Recorded information.
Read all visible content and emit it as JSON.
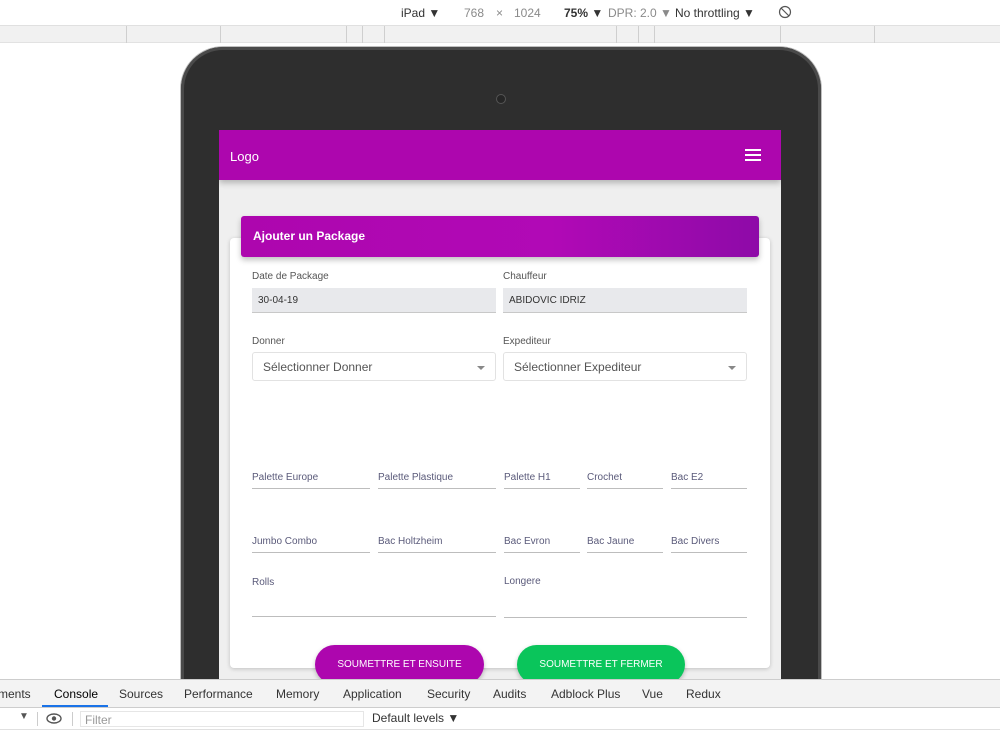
{
  "device_toolbar": {
    "device": "iPad",
    "device_caret": "▼",
    "width": "768",
    "times": "×",
    "height": "1024",
    "zoom": "75%",
    "zoom_caret": "▼",
    "dpr": "DPR: 2.0",
    "dpr_caret": "▼",
    "throttle": "No throttling",
    "throttle_caret": "▼"
  },
  "app": {
    "logo": "Logo",
    "form_title": "Ajouter un Package",
    "fields": {
      "date_label": "Date de Package",
      "date_value": "30-04-19",
      "driver_label": "Chauffeur",
      "driver_value": "ABIDOVIC IDRIZ",
      "donner_label": "Donner",
      "donner_placeholder": "Sélectionner Donner",
      "expediteur_label": "Expediteur",
      "expediteur_placeholder": "Sélectionner Expediteur"
    },
    "row1": [
      "Palette Europe",
      "Palette Plastique",
      "Palette H1",
      "Crochet",
      "Bac E2"
    ],
    "row2": [
      "Jumbo Combo",
      "Bac Holtzheim",
      "Bac Evron",
      "Bac Jaune",
      "Bac Divers"
    ],
    "rolls_label": "Rolls",
    "longere_label": "Longere",
    "submit_next": "SOUMETTRE ET ENSUITE",
    "submit_close": "SOUMETTRE ET FERMER",
    "colors": {
      "primary": "#ad06ae",
      "success": "#0ac55b"
    }
  },
  "devtools": {
    "tabs": [
      "ments",
      "Console",
      "Sources",
      "Performance",
      "Memory",
      "Application",
      "Security",
      "Audits",
      "Adblock Plus",
      "Vue",
      "Redux"
    ],
    "filter_placeholder": "Filter",
    "levels": "Default levels ▼",
    "context_caret": "▼"
  }
}
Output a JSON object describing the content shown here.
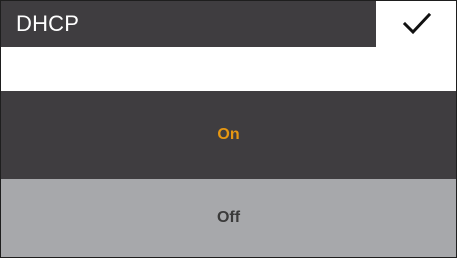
{
  "header": {
    "title": "DHCP"
  },
  "options": [
    {
      "label": "On",
      "selected": true
    },
    {
      "label": "Off",
      "selected": false
    }
  ],
  "icons": {
    "confirm": "checkmark-icon"
  },
  "colors": {
    "header_bg": "#3f3d40",
    "selected_bg": "#3f3d40",
    "selected_text": "#e69712",
    "unselected_bg": "#a7a8ab",
    "unselected_text": "#3a3a3a"
  }
}
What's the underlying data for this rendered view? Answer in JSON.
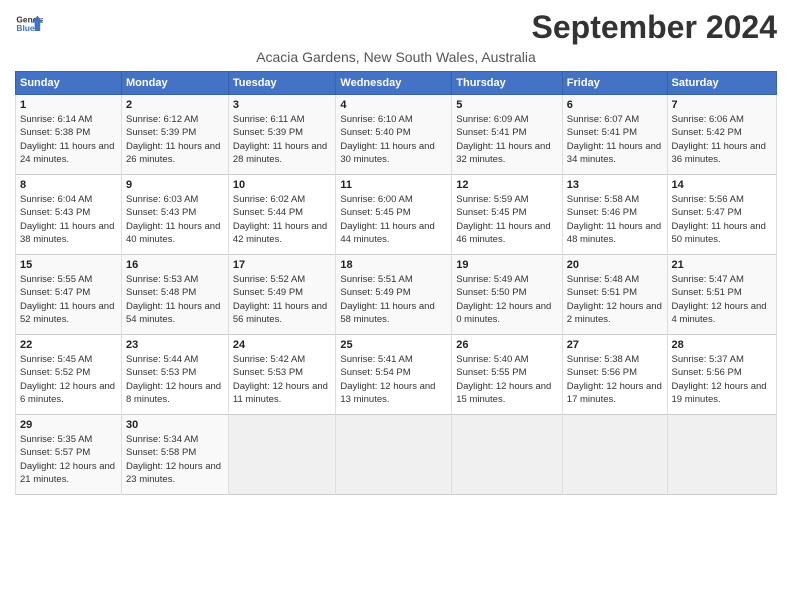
{
  "header": {
    "logo_line1": "General",
    "logo_line2": "Blue",
    "month": "September 2024",
    "location": "Acacia Gardens, New South Wales, Australia"
  },
  "weekdays": [
    "Sunday",
    "Monday",
    "Tuesday",
    "Wednesday",
    "Thursday",
    "Friday",
    "Saturday"
  ],
  "weeks": [
    [
      {
        "day": "1",
        "sunrise": "6:14 AM",
        "sunset": "5:38 PM",
        "daylight": "11 hours and 24 minutes."
      },
      {
        "day": "2",
        "sunrise": "6:12 AM",
        "sunset": "5:39 PM",
        "daylight": "11 hours and 26 minutes."
      },
      {
        "day": "3",
        "sunrise": "6:11 AM",
        "sunset": "5:39 PM",
        "daylight": "11 hours and 28 minutes."
      },
      {
        "day": "4",
        "sunrise": "6:10 AM",
        "sunset": "5:40 PM",
        "daylight": "11 hours and 30 minutes."
      },
      {
        "day": "5",
        "sunrise": "6:09 AM",
        "sunset": "5:41 PM",
        "daylight": "11 hours and 32 minutes."
      },
      {
        "day": "6",
        "sunrise": "6:07 AM",
        "sunset": "5:41 PM",
        "daylight": "11 hours and 34 minutes."
      },
      {
        "day": "7",
        "sunrise": "6:06 AM",
        "sunset": "5:42 PM",
        "daylight": "11 hours and 36 minutes."
      }
    ],
    [
      {
        "day": "8",
        "sunrise": "6:04 AM",
        "sunset": "5:43 PM",
        "daylight": "11 hours and 38 minutes."
      },
      {
        "day": "9",
        "sunrise": "6:03 AM",
        "sunset": "5:43 PM",
        "daylight": "11 hours and 40 minutes."
      },
      {
        "day": "10",
        "sunrise": "6:02 AM",
        "sunset": "5:44 PM",
        "daylight": "11 hours and 42 minutes."
      },
      {
        "day": "11",
        "sunrise": "6:00 AM",
        "sunset": "5:45 PM",
        "daylight": "11 hours and 44 minutes."
      },
      {
        "day": "12",
        "sunrise": "5:59 AM",
        "sunset": "5:45 PM",
        "daylight": "11 hours and 46 minutes."
      },
      {
        "day": "13",
        "sunrise": "5:58 AM",
        "sunset": "5:46 PM",
        "daylight": "11 hours and 48 minutes."
      },
      {
        "day": "14",
        "sunrise": "5:56 AM",
        "sunset": "5:47 PM",
        "daylight": "11 hours and 50 minutes."
      }
    ],
    [
      {
        "day": "15",
        "sunrise": "5:55 AM",
        "sunset": "5:47 PM",
        "daylight": "11 hours and 52 minutes."
      },
      {
        "day": "16",
        "sunrise": "5:53 AM",
        "sunset": "5:48 PM",
        "daylight": "11 hours and 54 minutes."
      },
      {
        "day": "17",
        "sunrise": "5:52 AM",
        "sunset": "5:49 PM",
        "daylight": "11 hours and 56 minutes."
      },
      {
        "day": "18",
        "sunrise": "5:51 AM",
        "sunset": "5:49 PM",
        "daylight": "11 hours and 58 minutes."
      },
      {
        "day": "19",
        "sunrise": "5:49 AM",
        "sunset": "5:50 PM",
        "daylight": "12 hours and 0 minutes."
      },
      {
        "day": "20",
        "sunrise": "5:48 AM",
        "sunset": "5:51 PM",
        "daylight": "12 hours and 2 minutes."
      },
      {
        "day": "21",
        "sunrise": "5:47 AM",
        "sunset": "5:51 PM",
        "daylight": "12 hours and 4 minutes."
      }
    ],
    [
      {
        "day": "22",
        "sunrise": "5:45 AM",
        "sunset": "5:52 PM",
        "daylight": "12 hours and 6 minutes."
      },
      {
        "day": "23",
        "sunrise": "5:44 AM",
        "sunset": "5:53 PM",
        "daylight": "12 hours and 8 minutes."
      },
      {
        "day": "24",
        "sunrise": "5:42 AM",
        "sunset": "5:53 PM",
        "daylight": "12 hours and 11 minutes."
      },
      {
        "day": "25",
        "sunrise": "5:41 AM",
        "sunset": "5:54 PM",
        "daylight": "12 hours and 13 minutes."
      },
      {
        "day": "26",
        "sunrise": "5:40 AM",
        "sunset": "5:55 PM",
        "daylight": "12 hours and 15 minutes."
      },
      {
        "day": "27",
        "sunrise": "5:38 AM",
        "sunset": "5:56 PM",
        "daylight": "12 hours and 17 minutes."
      },
      {
        "day": "28",
        "sunrise": "5:37 AM",
        "sunset": "5:56 PM",
        "daylight": "12 hours and 19 minutes."
      }
    ],
    [
      {
        "day": "29",
        "sunrise": "5:35 AM",
        "sunset": "5:57 PM",
        "daylight": "12 hours and 21 minutes."
      },
      {
        "day": "30",
        "sunrise": "5:34 AM",
        "sunset": "5:58 PM",
        "daylight": "12 hours and 23 minutes."
      },
      null,
      null,
      null,
      null,
      null
    ]
  ]
}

Exercise. Omit the pictures and restate the rest of the records verbatim.

Worked answer.
Read all visible content and emit it as JSON.
{
  "device_toolbar": {
    "device": "iPad",
    "device_caret": "▼",
    "width": "768",
    "times": "×",
    "height": "1024",
    "zoom": "75%",
    "zoom_caret": "▼",
    "dpr": "DPR: 2.0",
    "dpr_caret": "▼",
    "throttle": "No throttling",
    "throttle_caret": "▼"
  },
  "app": {
    "logo": "Logo",
    "form_title": "Ajouter un Package",
    "fields": {
      "date_label": "Date de Package",
      "date_value": "30-04-19",
      "driver_label": "Chauffeur",
      "driver_value": "ABIDOVIC IDRIZ",
      "donner_label": "Donner",
      "donner_placeholder": "Sélectionner Donner",
      "expediteur_label": "Expediteur",
      "expediteur_placeholder": "Sélectionner Expediteur"
    },
    "row1": [
      "Palette Europe",
      "Palette Plastique",
      "Palette H1",
      "Crochet",
      "Bac E2"
    ],
    "row2": [
      "Jumbo Combo",
      "Bac Holtzheim",
      "Bac Evron",
      "Bac Jaune",
      "Bac Divers"
    ],
    "rolls_label": "Rolls",
    "longere_label": "Longere",
    "submit_next": "SOUMETTRE ET ENSUITE",
    "submit_close": "SOUMETTRE ET FERMER",
    "colors": {
      "primary": "#ad06ae",
      "success": "#0ac55b"
    }
  },
  "devtools": {
    "tabs": [
      "ments",
      "Console",
      "Sources",
      "Performance",
      "Memory",
      "Application",
      "Security",
      "Audits",
      "Adblock Plus",
      "Vue",
      "Redux"
    ],
    "filter_placeholder": "Filter",
    "levels": "Default levels ▼",
    "context_caret": "▼"
  }
}
Output a JSON object describing the content shown here.
{
  "header": {
    "title": "DHCP"
  },
  "options": [
    {
      "label": "On",
      "selected": true
    },
    {
      "label": "Off",
      "selected": false
    }
  ],
  "icons": {
    "confirm": "checkmark-icon"
  },
  "colors": {
    "header_bg": "#3f3d40",
    "selected_bg": "#3f3d40",
    "selected_text": "#e69712",
    "unselected_bg": "#a7a8ab",
    "unselected_text": "#3a3a3a"
  }
}
What's the underlying data for this rendered view? Answer in JSON.
{
  "header": {
    "logo_line1": "General",
    "logo_line2": "Blue",
    "month": "September 2024",
    "location": "Acacia Gardens, New South Wales, Australia"
  },
  "weekdays": [
    "Sunday",
    "Monday",
    "Tuesday",
    "Wednesday",
    "Thursday",
    "Friday",
    "Saturday"
  ],
  "weeks": [
    [
      {
        "day": "1",
        "sunrise": "6:14 AM",
        "sunset": "5:38 PM",
        "daylight": "11 hours and 24 minutes."
      },
      {
        "day": "2",
        "sunrise": "6:12 AM",
        "sunset": "5:39 PM",
        "daylight": "11 hours and 26 minutes."
      },
      {
        "day": "3",
        "sunrise": "6:11 AM",
        "sunset": "5:39 PM",
        "daylight": "11 hours and 28 minutes."
      },
      {
        "day": "4",
        "sunrise": "6:10 AM",
        "sunset": "5:40 PM",
        "daylight": "11 hours and 30 minutes."
      },
      {
        "day": "5",
        "sunrise": "6:09 AM",
        "sunset": "5:41 PM",
        "daylight": "11 hours and 32 minutes."
      },
      {
        "day": "6",
        "sunrise": "6:07 AM",
        "sunset": "5:41 PM",
        "daylight": "11 hours and 34 minutes."
      },
      {
        "day": "7",
        "sunrise": "6:06 AM",
        "sunset": "5:42 PM",
        "daylight": "11 hours and 36 minutes."
      }
    ],
    [
      {
        "day": "8",
        "sunrise": "6:04 AM",
        "sunset": "5:43 PM",
        "daylight": "11 hours and 38 minutes."
      },
      {
        "day": "9",
        "sunrise": "6:03 AM",
        "sunset": "5:43 PM",
        "daylight": "11 hours and 40 minutes."
      },
      {
        "day": "10",
        "sunrise": "6:02 AM",
        "sunset": "5:44 PM",
        "daylight": "11 hours and 42 minutes."
      },
      {
        "day": "11",
        "sunrise": "6:00 AM",
        "sunset": "5:45 PM",
        "daylight": "11 hours and 44 minutes."
      },
      {
        "day": "12",
        "sunrise": "5:59 AM",
        "sunset": "5:45 PM",
        "daylight": "11 hours and 46 minutes."
      },
      {
        "day": "13",
        "sunrise": "5:58 AM",
        "sunset": "5:46 PM",
        "daylight": "11 hours and 48 minutes."
      },
      {
        "day": "14",
        "sunrise": "5:56 AM",
        "sunset": "5:47 PM",
        "daylight": "11 hours and 50 minutes."
      }
    ],
    [
      {
        "day": "15",
        "sunrise": "5:55 AM",
        "sunset": "5:47 PM",
        "daylight": "11 hours and 52 minutes."
      },
      {
        "day": "16",
        "sunrise": "5:53 AM",
        "sunset": "5:48 PM",
        "daylight": "11 hours and 54 minutes."
      },
      {
        "day": "17",
        "sunrise": "5:52 AM",
        "sunset": "5:49 PM",
        "daylight": "11 hours and 56 minutes."
      },
      {
        "day": "18",
        "sunrise": "5:51 AM",
        "sunset": "5:49 PM",
        "daylight": "11 hours and 58 minutes."
      },
      {
        "day": "19",
        "sunrise": "5:49 AM",
        "sunset": "5:50 PM",
        "daylight": "12 hours and 0 minutes."
      },
      {
        "day": "20",
        "sunrise": "5:48 AM",
        "sunset": "5:51 PM",
        "daylight": "12 hours and 2 minutes."
      },
      {
        "day": "21",
        "sunrise": "5:47 AM",
        "sunset": "5:51 PM",
        "daylight": "12 hours and 4 minutes."
      }
    ],
    [
      {
        "day": "22",
        "sunrise": "5:45 AM",
        "sunset": "5:52 PM",
        "daylight": "12 hours and 6 minutes."
      },
      {
        "day": "23",
        "sunrise": "5:44 AM",
        "sunset": "5:53 PM",
        "daylight": "12 hours and 8 minutes."
      },
      {
        "day": "24",
        "sunrise": "5:42 AM",
        "sunset": "5:53 PM",
        "daylight": "12 hours and 11 minutes."
      },
      {
        "day": "25",
        "sunrise": "5:41 AM",
        "sunset": "5:54 PM",
        "daylight": "12 hours and 13 minutes."
      },
      {
        "day": "26",
        "sunrise": "5:40 AM",
        "sunset": "5:55 PM",
        "daylight": "12 hours and 15 minutes."
      },
      {
        "day": "27",
        "sunrise": "5:38 AM",
        "sunset": "5:56 PM",
        "daylight": "12 hours and 17 minutes."
      },
      {
        "day": "28",
        "sunrise": "5:37 AM",
        "sunset": "5:56 PM",
        "daylight": "12 hours and 19 minutes."
      }
    ],
    [
      {
        "day": "29",
        "sunrise": "5:35 AM",
        "sunset": "5:57 PM",
        "daylight": "12 hours and 21 minutes."
      },
      {
        "day": "30",
        "sunrise": "5:34 AM",
        "sunset": "5:58 PM",
        "daylight": "12 hours and 23 minutes."
      },
      null,
      null,
      null,
      null,
      null
    ]
  ]
}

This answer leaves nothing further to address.